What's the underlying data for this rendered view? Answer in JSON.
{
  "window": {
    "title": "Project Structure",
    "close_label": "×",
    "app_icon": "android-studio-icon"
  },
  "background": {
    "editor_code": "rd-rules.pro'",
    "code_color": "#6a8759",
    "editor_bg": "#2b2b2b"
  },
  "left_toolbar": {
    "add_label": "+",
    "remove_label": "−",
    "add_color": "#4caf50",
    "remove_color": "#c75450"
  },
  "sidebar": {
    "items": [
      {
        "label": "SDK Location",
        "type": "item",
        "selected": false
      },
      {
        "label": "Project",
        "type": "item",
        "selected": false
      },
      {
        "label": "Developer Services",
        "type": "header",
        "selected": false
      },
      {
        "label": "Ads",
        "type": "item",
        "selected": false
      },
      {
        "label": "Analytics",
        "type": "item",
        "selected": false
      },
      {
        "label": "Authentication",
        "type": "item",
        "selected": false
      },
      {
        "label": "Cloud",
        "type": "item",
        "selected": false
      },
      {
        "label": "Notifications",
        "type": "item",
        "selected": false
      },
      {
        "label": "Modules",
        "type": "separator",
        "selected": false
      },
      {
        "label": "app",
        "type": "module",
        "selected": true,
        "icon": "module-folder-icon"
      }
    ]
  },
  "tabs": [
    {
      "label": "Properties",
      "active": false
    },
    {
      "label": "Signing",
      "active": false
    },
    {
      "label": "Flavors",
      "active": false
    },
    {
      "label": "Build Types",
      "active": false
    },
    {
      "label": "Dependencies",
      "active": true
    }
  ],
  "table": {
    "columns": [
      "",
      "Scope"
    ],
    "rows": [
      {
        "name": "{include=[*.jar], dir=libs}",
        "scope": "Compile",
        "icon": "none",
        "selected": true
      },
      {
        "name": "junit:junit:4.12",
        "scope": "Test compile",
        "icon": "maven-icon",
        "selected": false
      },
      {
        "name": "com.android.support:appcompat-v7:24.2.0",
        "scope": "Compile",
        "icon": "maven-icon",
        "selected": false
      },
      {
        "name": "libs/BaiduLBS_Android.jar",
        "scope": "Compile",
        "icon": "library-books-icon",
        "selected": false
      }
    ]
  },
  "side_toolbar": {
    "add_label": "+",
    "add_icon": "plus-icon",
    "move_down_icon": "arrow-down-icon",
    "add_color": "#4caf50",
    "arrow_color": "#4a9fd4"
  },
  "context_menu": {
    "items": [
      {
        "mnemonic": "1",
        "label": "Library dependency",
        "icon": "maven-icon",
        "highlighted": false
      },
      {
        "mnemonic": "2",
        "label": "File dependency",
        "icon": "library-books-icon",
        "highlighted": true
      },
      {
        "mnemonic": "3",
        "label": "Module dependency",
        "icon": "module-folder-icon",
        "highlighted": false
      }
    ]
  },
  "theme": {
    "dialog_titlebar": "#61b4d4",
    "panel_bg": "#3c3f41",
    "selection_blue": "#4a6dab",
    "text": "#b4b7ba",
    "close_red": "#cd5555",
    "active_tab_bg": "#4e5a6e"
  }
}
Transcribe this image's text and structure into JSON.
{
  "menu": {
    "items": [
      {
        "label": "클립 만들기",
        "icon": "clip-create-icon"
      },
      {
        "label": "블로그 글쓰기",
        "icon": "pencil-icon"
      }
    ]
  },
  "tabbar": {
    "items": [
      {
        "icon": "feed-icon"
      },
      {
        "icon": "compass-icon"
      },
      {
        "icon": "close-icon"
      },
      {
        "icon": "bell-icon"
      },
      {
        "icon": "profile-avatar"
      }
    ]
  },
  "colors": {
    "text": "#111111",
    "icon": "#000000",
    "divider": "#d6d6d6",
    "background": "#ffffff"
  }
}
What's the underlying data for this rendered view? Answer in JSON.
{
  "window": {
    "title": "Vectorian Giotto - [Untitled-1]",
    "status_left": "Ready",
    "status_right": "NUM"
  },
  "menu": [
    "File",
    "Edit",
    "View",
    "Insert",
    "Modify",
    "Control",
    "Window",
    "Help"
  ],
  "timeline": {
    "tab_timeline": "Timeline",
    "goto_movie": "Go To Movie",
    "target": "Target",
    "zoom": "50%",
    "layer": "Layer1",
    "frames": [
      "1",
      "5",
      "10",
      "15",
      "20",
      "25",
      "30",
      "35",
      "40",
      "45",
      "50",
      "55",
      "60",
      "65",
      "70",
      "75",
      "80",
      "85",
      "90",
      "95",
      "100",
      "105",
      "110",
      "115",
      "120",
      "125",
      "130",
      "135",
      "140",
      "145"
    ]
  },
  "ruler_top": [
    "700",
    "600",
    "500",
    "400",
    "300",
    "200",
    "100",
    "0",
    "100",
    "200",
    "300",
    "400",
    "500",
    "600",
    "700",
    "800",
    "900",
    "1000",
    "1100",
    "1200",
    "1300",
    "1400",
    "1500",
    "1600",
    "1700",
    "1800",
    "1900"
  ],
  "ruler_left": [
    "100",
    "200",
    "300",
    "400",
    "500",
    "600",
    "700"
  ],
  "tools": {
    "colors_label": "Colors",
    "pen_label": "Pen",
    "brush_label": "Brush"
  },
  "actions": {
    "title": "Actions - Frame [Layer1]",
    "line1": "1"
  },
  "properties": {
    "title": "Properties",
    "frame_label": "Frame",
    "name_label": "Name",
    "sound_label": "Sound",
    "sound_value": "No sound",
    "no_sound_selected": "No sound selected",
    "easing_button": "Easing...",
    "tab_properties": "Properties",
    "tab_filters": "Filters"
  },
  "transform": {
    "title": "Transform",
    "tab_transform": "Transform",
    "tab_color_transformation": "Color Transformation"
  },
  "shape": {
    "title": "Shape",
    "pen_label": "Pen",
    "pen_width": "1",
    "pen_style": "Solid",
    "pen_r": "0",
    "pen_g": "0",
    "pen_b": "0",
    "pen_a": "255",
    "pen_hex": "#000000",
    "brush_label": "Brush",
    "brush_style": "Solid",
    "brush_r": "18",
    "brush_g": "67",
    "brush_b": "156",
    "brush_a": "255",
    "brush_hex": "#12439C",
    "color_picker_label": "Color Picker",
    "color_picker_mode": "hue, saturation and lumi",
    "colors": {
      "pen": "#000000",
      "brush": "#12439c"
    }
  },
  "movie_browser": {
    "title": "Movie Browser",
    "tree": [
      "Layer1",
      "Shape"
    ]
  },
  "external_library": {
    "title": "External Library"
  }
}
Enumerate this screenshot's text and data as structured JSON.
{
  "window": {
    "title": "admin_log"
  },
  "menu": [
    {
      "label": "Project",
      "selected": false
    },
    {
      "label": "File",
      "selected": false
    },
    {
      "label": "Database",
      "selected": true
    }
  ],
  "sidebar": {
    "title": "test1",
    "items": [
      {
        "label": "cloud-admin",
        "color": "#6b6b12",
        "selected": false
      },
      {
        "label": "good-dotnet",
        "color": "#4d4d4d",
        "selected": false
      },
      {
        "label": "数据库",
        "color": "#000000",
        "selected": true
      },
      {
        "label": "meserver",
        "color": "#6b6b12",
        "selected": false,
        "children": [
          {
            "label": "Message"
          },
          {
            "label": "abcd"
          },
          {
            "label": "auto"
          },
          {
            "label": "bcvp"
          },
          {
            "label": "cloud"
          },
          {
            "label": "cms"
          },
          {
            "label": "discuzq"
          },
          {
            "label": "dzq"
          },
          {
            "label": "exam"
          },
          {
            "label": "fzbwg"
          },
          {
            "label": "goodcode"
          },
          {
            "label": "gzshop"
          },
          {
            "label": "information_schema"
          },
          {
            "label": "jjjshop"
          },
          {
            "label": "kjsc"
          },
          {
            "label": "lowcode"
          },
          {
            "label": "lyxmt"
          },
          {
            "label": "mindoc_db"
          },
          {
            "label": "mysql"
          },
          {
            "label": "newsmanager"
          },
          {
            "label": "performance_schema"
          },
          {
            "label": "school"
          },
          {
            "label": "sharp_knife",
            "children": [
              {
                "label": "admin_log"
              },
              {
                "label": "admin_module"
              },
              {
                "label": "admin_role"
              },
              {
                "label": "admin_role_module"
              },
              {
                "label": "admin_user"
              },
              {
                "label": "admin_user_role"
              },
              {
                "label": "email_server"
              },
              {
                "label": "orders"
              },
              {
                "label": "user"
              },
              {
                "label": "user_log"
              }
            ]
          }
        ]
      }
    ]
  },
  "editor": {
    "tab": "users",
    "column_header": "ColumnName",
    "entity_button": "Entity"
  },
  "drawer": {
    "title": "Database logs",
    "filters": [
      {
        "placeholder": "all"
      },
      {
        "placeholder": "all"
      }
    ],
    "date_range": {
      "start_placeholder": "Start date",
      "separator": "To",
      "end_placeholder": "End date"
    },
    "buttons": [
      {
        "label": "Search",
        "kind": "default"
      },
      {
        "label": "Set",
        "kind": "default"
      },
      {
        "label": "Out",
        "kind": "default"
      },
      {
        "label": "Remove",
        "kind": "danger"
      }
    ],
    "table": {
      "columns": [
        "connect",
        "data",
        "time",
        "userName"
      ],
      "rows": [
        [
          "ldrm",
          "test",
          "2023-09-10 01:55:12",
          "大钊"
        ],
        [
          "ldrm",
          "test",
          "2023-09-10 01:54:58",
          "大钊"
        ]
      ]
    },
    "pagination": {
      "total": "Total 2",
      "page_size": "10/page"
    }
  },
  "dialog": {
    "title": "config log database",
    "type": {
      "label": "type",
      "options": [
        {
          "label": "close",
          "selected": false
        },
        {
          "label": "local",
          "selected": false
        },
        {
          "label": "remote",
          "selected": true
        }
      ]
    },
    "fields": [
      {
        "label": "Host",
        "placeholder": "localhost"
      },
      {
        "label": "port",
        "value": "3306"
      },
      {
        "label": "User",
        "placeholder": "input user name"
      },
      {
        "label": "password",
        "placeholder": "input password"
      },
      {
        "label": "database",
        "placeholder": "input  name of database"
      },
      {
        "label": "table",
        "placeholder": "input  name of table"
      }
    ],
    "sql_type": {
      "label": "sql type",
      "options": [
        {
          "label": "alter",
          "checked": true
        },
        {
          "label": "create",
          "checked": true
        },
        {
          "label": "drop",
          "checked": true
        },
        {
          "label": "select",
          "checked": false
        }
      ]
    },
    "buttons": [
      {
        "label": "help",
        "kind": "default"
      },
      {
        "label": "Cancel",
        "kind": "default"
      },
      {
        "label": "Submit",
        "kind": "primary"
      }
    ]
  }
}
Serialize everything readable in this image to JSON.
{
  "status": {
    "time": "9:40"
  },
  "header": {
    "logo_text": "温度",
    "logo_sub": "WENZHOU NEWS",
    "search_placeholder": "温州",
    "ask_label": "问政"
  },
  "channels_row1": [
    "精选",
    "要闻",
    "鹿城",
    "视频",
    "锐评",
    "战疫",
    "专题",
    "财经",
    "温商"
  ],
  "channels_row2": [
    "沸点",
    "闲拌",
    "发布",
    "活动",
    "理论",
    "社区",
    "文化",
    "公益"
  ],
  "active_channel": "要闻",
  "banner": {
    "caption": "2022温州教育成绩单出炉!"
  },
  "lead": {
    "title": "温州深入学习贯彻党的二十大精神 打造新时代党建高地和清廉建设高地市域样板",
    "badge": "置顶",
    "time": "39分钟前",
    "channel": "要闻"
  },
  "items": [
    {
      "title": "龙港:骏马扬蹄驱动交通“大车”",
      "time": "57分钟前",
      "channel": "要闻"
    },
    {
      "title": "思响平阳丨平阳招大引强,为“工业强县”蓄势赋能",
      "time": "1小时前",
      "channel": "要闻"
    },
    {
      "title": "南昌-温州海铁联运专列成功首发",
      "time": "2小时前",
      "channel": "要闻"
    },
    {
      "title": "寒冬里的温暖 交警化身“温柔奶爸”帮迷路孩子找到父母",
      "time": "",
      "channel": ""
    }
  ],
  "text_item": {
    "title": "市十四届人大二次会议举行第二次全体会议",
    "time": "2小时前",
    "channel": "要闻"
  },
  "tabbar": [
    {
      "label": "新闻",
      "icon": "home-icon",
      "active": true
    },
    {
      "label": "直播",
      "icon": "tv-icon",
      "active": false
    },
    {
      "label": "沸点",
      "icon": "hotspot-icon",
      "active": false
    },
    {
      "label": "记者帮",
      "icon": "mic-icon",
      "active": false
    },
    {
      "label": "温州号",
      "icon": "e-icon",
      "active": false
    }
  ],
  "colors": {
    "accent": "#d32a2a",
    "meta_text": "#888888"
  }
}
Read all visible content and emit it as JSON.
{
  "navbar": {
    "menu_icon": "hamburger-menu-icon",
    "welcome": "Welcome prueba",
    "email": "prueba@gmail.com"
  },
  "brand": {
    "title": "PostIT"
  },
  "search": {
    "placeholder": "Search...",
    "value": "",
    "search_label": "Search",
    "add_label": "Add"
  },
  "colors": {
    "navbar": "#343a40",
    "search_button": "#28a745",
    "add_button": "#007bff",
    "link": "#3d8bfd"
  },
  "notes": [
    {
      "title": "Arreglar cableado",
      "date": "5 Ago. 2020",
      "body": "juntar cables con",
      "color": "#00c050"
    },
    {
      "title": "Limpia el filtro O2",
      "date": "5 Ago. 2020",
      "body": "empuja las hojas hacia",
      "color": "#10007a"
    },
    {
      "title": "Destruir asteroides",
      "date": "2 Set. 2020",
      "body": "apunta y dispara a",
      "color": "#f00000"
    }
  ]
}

## WRITTEN REQUEST
Look through the entries above and list every line containing "image".

## RESPONSE BELOW
Transcribe this image's text and structure into JSON.
Serialize everything readable in this image to JSON.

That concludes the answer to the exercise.